BEGIN GIVEN ENTRIES
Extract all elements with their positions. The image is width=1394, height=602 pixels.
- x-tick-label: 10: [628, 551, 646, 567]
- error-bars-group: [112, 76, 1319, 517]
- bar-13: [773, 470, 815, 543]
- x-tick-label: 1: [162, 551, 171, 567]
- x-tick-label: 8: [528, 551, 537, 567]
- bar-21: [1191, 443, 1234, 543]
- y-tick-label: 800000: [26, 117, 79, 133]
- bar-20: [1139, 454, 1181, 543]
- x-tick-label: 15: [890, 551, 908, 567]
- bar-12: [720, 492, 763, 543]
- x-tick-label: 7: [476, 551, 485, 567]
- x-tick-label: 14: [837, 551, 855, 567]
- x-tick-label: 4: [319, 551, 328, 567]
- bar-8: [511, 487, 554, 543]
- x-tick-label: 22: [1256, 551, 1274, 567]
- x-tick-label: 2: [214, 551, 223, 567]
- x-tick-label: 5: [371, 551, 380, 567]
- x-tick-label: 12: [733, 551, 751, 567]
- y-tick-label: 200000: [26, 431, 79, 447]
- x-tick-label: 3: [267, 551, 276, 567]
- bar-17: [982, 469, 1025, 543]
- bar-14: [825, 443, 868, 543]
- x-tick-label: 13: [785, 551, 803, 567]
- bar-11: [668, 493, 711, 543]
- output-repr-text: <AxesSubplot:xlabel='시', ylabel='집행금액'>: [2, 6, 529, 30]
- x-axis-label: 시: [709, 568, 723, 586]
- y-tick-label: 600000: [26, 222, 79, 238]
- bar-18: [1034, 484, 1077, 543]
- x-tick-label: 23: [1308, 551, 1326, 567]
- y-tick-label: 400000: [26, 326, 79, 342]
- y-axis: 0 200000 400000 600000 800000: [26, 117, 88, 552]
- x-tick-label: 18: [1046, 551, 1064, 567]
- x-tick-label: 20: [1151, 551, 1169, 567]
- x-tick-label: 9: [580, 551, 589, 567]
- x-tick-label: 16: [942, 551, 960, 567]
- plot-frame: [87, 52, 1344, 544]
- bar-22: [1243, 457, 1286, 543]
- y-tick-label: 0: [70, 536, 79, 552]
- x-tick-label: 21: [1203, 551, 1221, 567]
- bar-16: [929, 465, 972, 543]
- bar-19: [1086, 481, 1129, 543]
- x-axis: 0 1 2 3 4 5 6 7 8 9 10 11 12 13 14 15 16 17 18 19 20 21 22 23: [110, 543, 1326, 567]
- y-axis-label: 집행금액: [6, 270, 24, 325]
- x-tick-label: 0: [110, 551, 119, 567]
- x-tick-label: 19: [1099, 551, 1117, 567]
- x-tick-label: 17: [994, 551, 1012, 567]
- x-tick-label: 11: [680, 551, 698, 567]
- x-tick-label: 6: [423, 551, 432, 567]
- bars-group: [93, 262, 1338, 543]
END GIVEN ENTRIES
BEGIN GIVEN ENTRIES
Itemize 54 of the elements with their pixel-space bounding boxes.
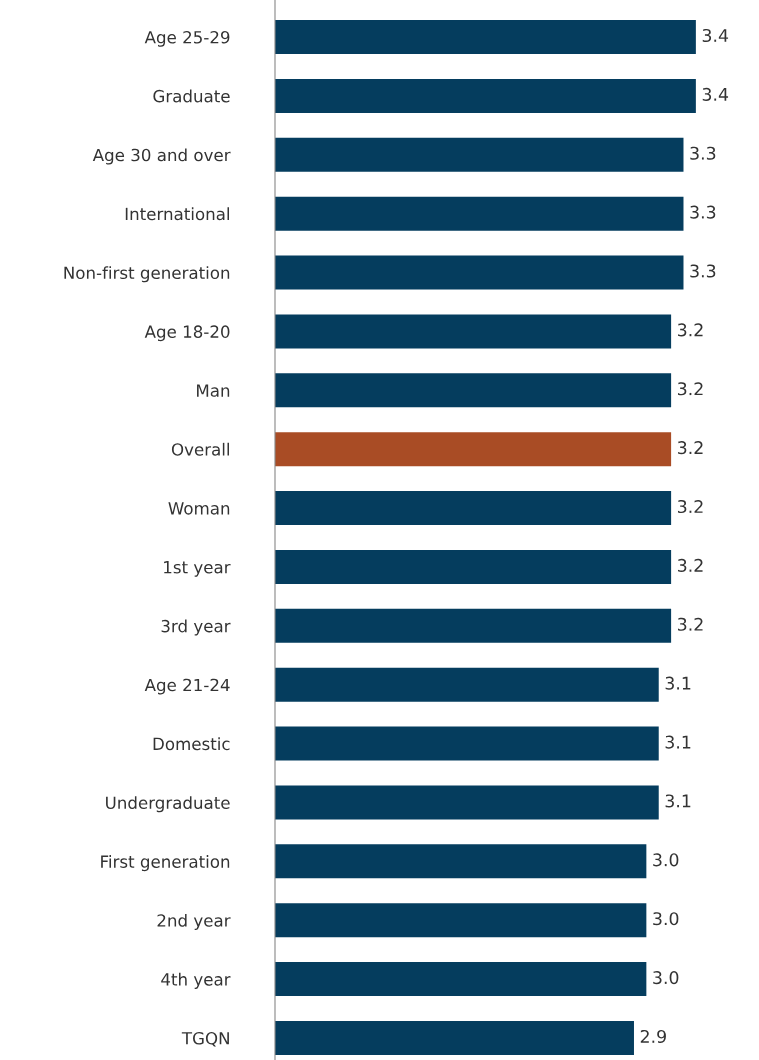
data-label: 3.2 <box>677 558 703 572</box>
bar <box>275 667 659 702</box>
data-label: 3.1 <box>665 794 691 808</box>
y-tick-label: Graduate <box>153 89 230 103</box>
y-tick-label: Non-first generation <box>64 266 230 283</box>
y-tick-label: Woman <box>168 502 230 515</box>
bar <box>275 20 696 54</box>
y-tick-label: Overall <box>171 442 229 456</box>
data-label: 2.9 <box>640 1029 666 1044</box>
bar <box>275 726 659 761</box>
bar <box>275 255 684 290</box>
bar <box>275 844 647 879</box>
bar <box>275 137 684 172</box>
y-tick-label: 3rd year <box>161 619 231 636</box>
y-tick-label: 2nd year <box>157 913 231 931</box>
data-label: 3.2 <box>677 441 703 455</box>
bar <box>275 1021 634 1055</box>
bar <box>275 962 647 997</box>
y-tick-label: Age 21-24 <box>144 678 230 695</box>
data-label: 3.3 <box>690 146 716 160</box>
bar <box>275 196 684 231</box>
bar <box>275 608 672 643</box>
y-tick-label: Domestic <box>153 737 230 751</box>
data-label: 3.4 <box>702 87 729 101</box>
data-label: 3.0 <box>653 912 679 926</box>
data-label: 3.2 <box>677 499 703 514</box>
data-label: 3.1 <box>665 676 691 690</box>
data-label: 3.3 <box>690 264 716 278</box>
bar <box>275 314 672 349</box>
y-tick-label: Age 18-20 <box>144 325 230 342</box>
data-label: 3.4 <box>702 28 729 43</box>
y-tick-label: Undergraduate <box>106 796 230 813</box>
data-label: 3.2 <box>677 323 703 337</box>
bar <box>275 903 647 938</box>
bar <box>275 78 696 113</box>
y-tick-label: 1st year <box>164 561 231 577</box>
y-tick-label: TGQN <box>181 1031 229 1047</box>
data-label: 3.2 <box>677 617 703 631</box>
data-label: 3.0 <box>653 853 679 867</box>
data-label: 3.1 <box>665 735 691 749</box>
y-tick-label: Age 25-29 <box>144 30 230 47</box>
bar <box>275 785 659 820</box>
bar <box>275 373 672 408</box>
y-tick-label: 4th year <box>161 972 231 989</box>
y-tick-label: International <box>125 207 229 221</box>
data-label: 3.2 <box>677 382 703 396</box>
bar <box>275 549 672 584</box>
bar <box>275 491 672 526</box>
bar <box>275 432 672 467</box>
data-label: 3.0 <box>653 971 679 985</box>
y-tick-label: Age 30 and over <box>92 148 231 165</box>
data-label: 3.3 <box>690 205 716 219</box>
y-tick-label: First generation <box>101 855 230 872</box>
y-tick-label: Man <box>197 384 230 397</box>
END GIVEN ENTRIES
BEGIN GIVEN ENTRIES
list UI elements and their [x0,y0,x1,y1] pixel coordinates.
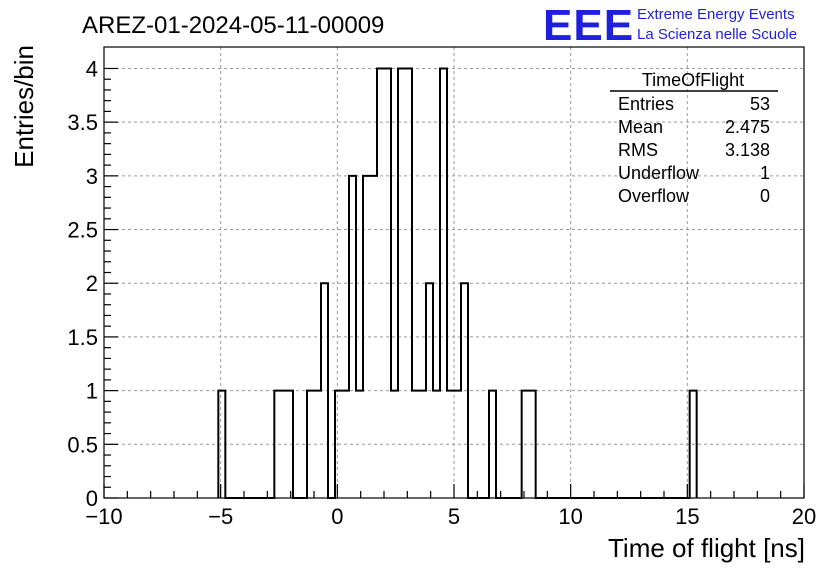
END GIVEN ENTRIES
Could you copy out the records again word for word, starting at the line containing "Extract all elements" and ending at the line containing "- y-tick-label: 200000: [26, 431, 79, 447]", with both of those lines included?

## ANSWER TO THE EXERCISE
Extract all elements with their positions. The image is width=1394, height=602 pixels.
- x-tick-label: 10: [628, 551, 646, 567]
- error-bars-group: [112, 76, 1319, 517]
- bar-13: [773, 470, 815, 543]
- x-tick-label: 1: [162, 551, 171, 567]
- x-tick-label: 8: [528, 551, 537, 567]
- bar-21: [1191, 443, 1234, 543]
- y-tick-label: 800000: [26, 117, 79, 133]
- bar-20: [1139, 454, 1181, 543]
- x-tick-label: 15: [890, 551, 908, 567]
- bar-12: [720, 492, 763, 543]
- x-tick-label: 7: [476, 551, 485, 567]
- x-tick-label: 14: [837, 551, 855, 567]
- x-tick-label: 4: [319, 551, 328, 567]
- bar-8: [511, 487, 554, 543]
- x-tick-label: 22: [1256, 551, 1274, 567]
- x-tick-label: 2: [214, 551, 223, 567]
- x-tick-label: 5: [371, 551, 380, 567]
- x-tick-label: 12: [733, 551, 751, 567]
- y-tick-label: 200000: [26, 431, 79, 447]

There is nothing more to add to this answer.